* start *

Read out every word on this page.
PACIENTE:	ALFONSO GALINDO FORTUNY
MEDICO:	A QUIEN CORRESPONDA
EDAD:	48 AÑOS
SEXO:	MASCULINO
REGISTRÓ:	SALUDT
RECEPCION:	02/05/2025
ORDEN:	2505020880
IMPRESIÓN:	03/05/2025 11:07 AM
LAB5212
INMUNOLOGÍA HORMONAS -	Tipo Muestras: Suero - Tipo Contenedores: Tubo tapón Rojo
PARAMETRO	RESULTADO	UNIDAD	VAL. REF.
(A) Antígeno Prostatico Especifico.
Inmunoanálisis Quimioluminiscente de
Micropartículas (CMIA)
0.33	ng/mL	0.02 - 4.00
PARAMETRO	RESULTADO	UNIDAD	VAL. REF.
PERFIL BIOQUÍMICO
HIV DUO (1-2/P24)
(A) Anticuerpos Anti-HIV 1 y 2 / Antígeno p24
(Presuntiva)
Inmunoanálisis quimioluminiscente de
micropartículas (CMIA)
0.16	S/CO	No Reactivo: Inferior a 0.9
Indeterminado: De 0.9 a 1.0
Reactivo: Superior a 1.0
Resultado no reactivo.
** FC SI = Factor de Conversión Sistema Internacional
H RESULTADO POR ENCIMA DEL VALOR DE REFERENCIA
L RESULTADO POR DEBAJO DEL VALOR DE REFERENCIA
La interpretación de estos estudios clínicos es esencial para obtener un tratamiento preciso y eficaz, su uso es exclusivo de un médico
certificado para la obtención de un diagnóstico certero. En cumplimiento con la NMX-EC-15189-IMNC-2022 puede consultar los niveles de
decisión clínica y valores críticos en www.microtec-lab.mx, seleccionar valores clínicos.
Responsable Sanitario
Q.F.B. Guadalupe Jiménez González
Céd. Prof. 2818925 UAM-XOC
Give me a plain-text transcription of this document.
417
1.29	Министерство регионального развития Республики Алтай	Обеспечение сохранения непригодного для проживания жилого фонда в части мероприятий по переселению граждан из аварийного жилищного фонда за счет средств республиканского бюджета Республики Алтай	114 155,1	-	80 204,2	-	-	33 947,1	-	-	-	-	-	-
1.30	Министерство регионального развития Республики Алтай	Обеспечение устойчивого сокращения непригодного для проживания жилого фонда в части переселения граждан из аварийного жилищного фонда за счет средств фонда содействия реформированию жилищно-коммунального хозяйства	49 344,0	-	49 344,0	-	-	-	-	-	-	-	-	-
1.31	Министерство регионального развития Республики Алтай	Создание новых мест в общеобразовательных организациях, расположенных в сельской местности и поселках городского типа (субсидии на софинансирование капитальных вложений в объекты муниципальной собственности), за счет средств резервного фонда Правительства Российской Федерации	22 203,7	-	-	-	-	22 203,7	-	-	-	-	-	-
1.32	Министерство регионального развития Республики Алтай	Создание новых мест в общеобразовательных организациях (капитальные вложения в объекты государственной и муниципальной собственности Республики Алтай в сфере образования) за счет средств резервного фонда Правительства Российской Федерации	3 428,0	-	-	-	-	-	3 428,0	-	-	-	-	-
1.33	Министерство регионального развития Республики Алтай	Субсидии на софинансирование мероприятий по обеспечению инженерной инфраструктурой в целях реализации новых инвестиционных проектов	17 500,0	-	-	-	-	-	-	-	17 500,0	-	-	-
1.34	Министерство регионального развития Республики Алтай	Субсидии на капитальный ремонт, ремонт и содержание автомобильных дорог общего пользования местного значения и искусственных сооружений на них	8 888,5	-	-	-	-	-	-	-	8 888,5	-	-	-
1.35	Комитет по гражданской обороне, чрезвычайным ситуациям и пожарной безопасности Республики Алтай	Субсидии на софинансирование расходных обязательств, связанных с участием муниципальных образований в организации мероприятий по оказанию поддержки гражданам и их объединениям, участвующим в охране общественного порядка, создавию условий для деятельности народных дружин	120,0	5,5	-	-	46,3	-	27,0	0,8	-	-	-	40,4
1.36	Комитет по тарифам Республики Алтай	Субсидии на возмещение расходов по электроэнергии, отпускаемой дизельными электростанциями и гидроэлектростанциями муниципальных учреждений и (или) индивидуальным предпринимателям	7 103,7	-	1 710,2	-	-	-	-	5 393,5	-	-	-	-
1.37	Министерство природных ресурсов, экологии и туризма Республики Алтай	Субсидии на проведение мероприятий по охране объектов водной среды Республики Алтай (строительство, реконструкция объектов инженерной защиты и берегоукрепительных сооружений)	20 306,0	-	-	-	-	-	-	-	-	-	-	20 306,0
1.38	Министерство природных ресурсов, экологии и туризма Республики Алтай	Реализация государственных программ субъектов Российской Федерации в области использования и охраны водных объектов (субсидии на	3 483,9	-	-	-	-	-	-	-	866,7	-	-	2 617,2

* end *

__Exercise task__
Each entry above is to be printed again exactly.

__Written answer__
Read out every word on this page.
PACIENTE:	ALFONSO GALINDO FORTUNY
MEDICO:	A QUIEN CORRESPONDA
EDAD:	48 AÑOS
SEXO:	MASCULINO
REGISTRÓ:	SALUDT
RECEPCION:	02/05/2025
ORDEN:	2505020880
IMPRESIÓN:	03/05/2025 11:07 AM
LAB5212
INMUNOLOGÍA HORMONAS -	Tipo Muestras: Suero - Tipo Contenedores: Tubo tapón Rojo
PARAMETRO	RESULTADO	UNIDAD	VAL. REF.
(A) Antígeno Prostatico Especifico.
Inmunoanálisis Quimioluminiscente de
Micropartículas (CMIA)
0.33	ng/mL	0.02 - 4.00
PARAMETRO	RESULTADO	UNIDAD	VAL. REF.
PERFIL BIOQUÍMICO
HIV DUO (1-2/P24)
(A) Anticuerpos Anti-HIV 1 y 2 / Antígeno p24
(Presuntiva)
Inmunoanálisis quimioluminiscente de
micropartículas (CMIA)
0.16	S/CO	No Reactivo: Inferior a 0.9
Indeterminado: De 0.9 a 1.0
Reactivo: Superior a 1.0
Resultado no reactivo.
** FC SI = Factor de Conversión Sistema Internacional
H RESULTADO POR ENCIMA DEL VALOR DE REFERENCIA
L RESULTADO POR DEBAJO DEL VALOR DE REFERENCIA
La interpretación de estos estudios clínicos es esencial para obtener un tratamiento preciso y eficaz, su uso es exclusivo de un médico
certificado para la obtención de un diagnóstico certero. En cumplimiento con la NMX-EC-15189-IMNC-2022 puede consultar los niveles de
decisión clínica y valores críticos en www.microtec-lab.mx, seleccionar valores clínicos.
Responsable Sanitario
Q.F.B. Guadalupe Jiménez González
Céd. Prof. 2818925 UAM-XOC
Give me a plain-text transcription of this document.
417
1.29	Министерство регионального развития Республики Алтай	Обеспечение сохранения непригодного для проживания жилого фонда в части мероприятий по переселению граждан из аварийного жилищного фонда за счет средств республиканского бюджета Республики Алтай	114 155,1	-	80 204,2	-	-	33 947,1	-	-	-	-	-	-
1.30	Министерство регионального развития Республики Алтай	Обеспечение устойчивого сокращения непригодного для проживания жилого фонда в части переселения граждан из аварийного жилищного фонда за счет средств фонда содействия реформированию жилищно-коммунального хозяйства	49 344,0	-	49 344,0	-	-	-	-	-	-	-	-	-
1.31	Министерство регионального развития Республики Алтай	Создание новых мест в общеобразовательных организациях, расположенных в сельской местности и поселках городского типа (субсидии на софинансирование капитальных вложений в объекты муниципальной собственности), за счет средств резервного фонда Правительства Российской Федерации	22 203,7	-	-	-	-	22 203,7	-	-	-	-	-	-
1.32	Министерство регионального развития Республики Алтай	Создание новых мест в общеобразовательных организациях (капитальные вложения в объекты государственной и муниципальной собственности Республики Алтай в сфере образования) за счет средств резервного фонда Правительства Российской Федерации	3 428,0	-	-	-	-	-	3 428,0	-	-	-	-	-
1.33	Министерство регионального развития Республики Алтай	Субсидии на софинансирование мероприятий по обеспечению инженерной инфраструктурой в целях реализации новых инвестиционных проектов	17 500,0	-	-	-	-	-	-	-	17 500,0	-	-	-
1.34	Министерство регионального развития Республики Алтай	Субсидии на капитальный ремонт, ремонт и содержание автомобильных дорог общего пользования местного значения и искусственных сооружений на них	8 888,5	-	-	-	-	-	-	-	8 888,5	-	-	-
1.35	Комитет по гражданской обороне, чрезвычайным ситуациям и пожарной безопасности Республики Алтай	Субсидии на софинансирование расходных обязательств, связанных с участием муниципальных образований в организации мероприятий по оказанию поддержки гражданам и их объединениям, участвующим в охране общественного порядка, создавию условий для деятельности народных дружин	120,0	5,5	-	-	46,3	-	27,0	0,8	-	-	-	40,4
1.36	Комитет по тарифам Республики Алтай	Субсидии на возмещение расходов по электроэнергии, отпускаемой дизельными электростанциями и гидроэлектростанциями муниципальных учреждений и (или) индивидуальным предпринимателям	7 103,7	-	1 710,2	-	-	-	-	5 393,5	-	-	-	-
1.37	Министерство природных ресурсов, экологии и туризма Республики Алтай	Субсидии на проведение мероприятий по охране объектов водной среды Республики Алтай (строительство, реконструкция объектов инженерной защиты и берегоукрепительных сооружений)	20 306,0	-	-	-	-	-	-	-	-	-	-	20 306,0
1.38	Министерство природных ресурсов, экологии и туризма Республики Алтай	Реализация государственных программ субъектов Российской Федерации в области использования и охраны водных объектов (субсидии на	3 483,9	-	-	-	-	-	-	-	866,7	-	-	2 617,2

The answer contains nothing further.